***** Records for processing
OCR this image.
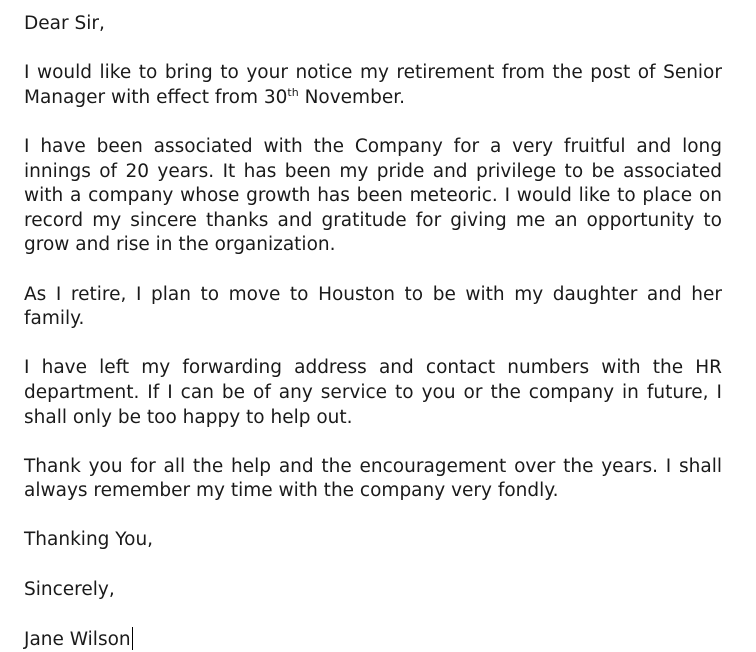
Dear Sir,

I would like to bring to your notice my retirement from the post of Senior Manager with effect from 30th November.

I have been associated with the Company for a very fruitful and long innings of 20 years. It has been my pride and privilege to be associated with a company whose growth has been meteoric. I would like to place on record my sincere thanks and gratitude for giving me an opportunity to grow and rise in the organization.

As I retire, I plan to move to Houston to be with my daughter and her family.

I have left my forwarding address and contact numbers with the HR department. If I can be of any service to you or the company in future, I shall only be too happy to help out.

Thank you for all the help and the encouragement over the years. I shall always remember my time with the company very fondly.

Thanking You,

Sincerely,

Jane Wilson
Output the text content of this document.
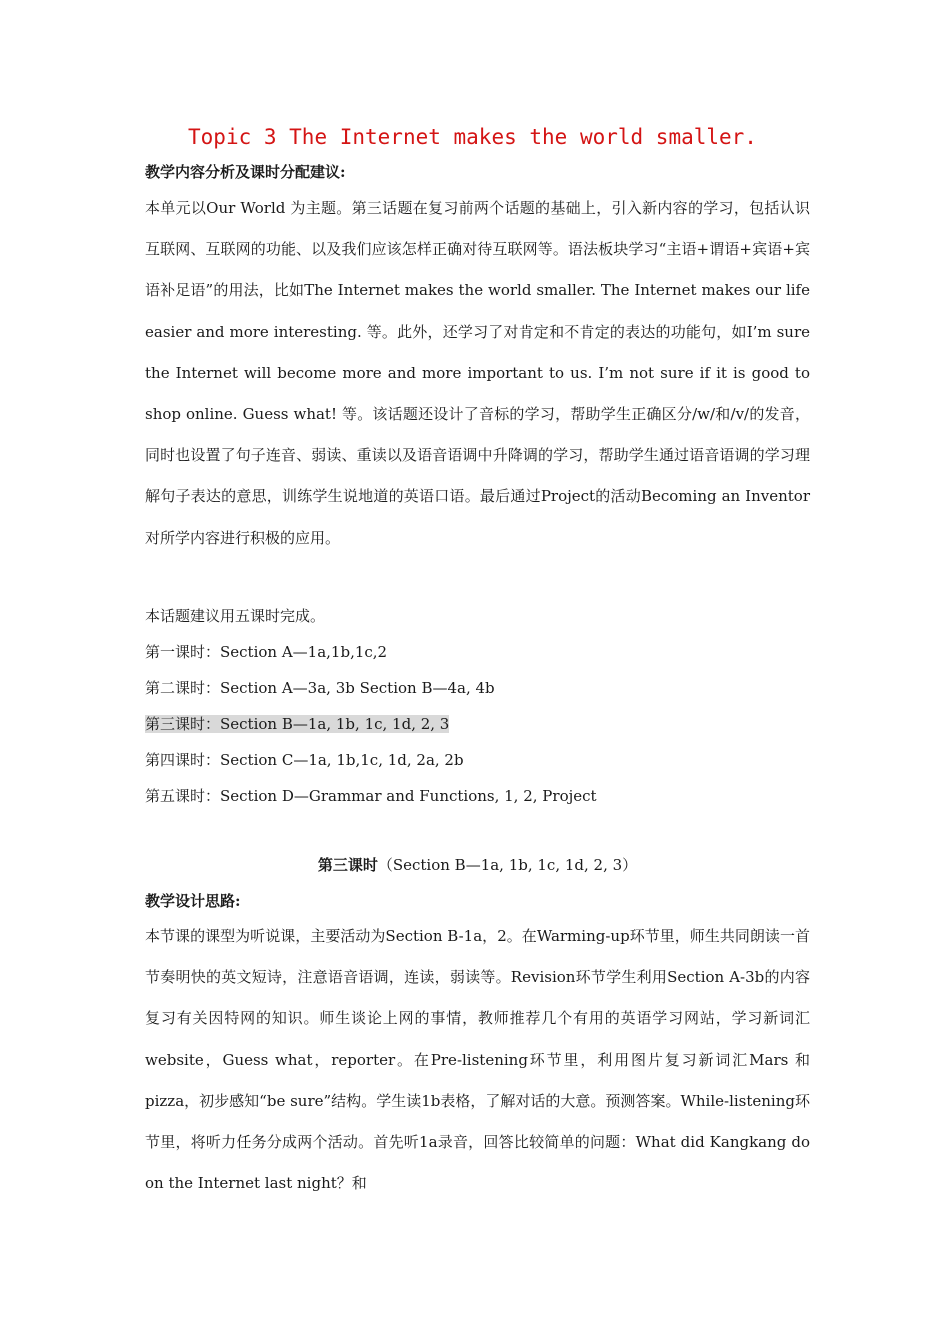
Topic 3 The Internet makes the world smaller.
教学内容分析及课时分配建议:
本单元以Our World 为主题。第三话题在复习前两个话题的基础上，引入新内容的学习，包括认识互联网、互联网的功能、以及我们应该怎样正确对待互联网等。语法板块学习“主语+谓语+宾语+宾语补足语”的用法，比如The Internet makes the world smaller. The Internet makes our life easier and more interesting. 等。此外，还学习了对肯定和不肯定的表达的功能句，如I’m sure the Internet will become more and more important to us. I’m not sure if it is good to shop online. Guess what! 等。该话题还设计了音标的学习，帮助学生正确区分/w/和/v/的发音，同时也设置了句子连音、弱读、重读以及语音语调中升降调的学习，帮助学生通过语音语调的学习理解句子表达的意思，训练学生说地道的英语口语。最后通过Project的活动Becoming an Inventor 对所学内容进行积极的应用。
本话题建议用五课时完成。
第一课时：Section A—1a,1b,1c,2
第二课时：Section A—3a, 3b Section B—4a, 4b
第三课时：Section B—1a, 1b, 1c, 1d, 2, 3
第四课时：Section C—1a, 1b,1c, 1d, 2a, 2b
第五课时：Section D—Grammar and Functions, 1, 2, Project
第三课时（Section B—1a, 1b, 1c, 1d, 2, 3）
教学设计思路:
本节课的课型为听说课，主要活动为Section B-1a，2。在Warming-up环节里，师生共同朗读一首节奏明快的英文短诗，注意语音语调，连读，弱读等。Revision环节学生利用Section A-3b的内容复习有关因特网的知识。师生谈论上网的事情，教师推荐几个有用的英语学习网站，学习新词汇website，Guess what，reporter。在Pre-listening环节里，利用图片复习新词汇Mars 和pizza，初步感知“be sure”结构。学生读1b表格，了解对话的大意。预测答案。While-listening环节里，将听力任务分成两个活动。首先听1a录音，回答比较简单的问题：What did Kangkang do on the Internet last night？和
**********
***** Records for processing
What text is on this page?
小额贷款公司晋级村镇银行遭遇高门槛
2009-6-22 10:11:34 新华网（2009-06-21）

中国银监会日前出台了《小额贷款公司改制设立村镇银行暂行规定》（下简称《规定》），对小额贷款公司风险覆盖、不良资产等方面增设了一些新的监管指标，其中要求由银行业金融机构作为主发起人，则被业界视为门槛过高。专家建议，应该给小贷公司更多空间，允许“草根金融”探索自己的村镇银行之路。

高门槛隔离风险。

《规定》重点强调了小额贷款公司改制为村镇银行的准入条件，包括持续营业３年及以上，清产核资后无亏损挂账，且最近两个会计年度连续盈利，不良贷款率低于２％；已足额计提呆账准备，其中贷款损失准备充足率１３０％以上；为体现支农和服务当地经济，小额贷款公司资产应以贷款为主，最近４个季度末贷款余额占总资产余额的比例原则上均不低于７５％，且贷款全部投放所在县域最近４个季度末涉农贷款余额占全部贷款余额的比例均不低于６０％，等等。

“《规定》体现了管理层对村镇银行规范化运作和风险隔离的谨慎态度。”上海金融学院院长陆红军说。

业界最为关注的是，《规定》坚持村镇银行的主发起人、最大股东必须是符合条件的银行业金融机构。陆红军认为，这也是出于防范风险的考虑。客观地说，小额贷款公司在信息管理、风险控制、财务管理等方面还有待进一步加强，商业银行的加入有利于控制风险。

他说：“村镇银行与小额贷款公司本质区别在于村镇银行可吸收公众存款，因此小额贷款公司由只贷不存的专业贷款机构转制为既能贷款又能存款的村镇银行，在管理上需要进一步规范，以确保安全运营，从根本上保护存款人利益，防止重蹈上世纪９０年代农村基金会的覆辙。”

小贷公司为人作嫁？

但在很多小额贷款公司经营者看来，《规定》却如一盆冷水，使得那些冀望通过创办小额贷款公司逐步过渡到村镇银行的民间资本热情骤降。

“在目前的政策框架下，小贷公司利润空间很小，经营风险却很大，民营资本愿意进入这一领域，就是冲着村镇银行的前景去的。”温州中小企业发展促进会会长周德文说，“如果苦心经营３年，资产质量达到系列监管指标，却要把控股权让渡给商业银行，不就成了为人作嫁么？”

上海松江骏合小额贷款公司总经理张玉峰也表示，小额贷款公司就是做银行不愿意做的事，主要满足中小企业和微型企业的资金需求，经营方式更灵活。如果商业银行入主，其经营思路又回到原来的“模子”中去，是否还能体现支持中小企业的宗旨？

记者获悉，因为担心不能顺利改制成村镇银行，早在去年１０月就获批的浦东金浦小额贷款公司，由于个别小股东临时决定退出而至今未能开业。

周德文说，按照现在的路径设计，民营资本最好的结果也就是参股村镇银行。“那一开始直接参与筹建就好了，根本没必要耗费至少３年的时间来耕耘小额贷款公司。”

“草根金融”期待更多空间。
**********
***** Records for processing
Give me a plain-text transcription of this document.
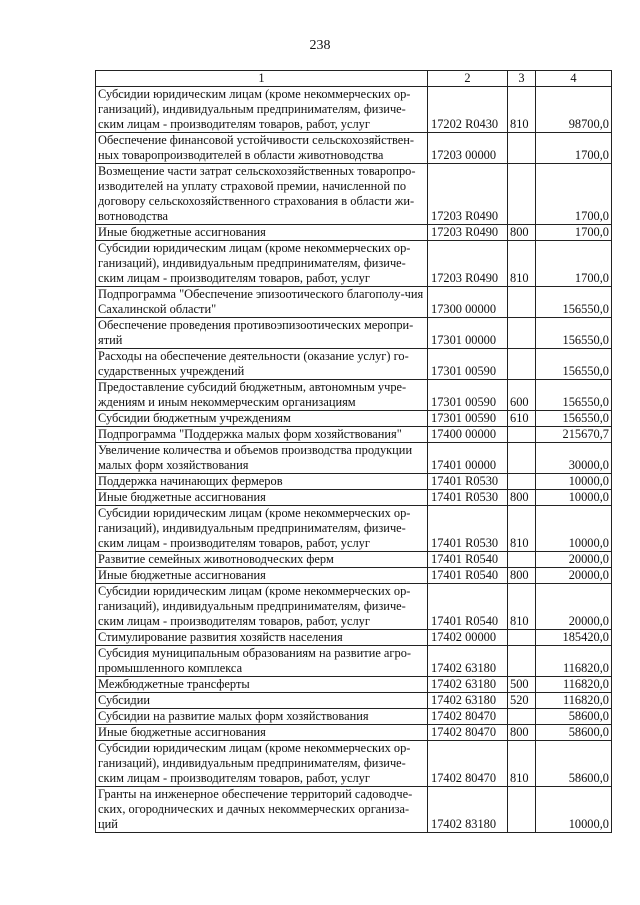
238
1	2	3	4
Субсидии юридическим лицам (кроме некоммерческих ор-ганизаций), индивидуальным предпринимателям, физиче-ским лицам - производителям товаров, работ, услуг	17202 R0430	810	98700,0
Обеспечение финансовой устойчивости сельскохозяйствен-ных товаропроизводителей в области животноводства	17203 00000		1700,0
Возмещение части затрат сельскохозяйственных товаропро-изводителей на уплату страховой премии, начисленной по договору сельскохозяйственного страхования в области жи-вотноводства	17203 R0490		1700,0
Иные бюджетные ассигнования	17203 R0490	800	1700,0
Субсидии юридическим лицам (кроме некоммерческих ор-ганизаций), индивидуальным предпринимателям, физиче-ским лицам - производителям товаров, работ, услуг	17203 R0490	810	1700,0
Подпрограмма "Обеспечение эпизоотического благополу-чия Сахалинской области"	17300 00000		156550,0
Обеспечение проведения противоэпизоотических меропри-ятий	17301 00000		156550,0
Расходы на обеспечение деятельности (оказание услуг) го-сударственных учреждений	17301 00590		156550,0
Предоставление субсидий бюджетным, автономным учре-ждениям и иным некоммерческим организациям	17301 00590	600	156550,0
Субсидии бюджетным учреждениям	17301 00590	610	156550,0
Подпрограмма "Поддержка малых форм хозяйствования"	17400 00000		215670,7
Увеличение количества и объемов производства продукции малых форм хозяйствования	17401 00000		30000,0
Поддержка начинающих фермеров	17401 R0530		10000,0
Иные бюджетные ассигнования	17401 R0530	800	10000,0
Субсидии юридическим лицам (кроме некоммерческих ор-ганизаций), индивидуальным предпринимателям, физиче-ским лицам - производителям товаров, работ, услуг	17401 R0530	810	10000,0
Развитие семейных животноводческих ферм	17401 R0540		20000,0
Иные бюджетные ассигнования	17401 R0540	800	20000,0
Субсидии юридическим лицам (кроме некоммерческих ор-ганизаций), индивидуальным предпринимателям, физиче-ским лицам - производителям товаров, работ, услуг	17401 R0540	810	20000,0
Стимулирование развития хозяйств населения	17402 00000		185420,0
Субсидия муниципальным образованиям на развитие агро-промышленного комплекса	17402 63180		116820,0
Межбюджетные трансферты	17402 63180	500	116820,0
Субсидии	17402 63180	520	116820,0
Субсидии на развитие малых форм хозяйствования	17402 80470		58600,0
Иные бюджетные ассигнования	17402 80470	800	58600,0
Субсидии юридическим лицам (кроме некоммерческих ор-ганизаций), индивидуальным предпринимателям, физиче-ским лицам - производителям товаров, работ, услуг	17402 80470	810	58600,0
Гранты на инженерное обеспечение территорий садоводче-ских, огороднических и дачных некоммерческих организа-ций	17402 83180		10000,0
**********
Go through the preceding material and copy each line that has the word "малых".

Подпрограмма "Поддержка малых форм хозяйствования"	17400 00000		215670,7
Увеличение количества и объемов производства продукции малых форм хозяйствования	17401 00000		30000,0
Субсидии на развитие малых форм хозяйствования	17402 80470		58600,0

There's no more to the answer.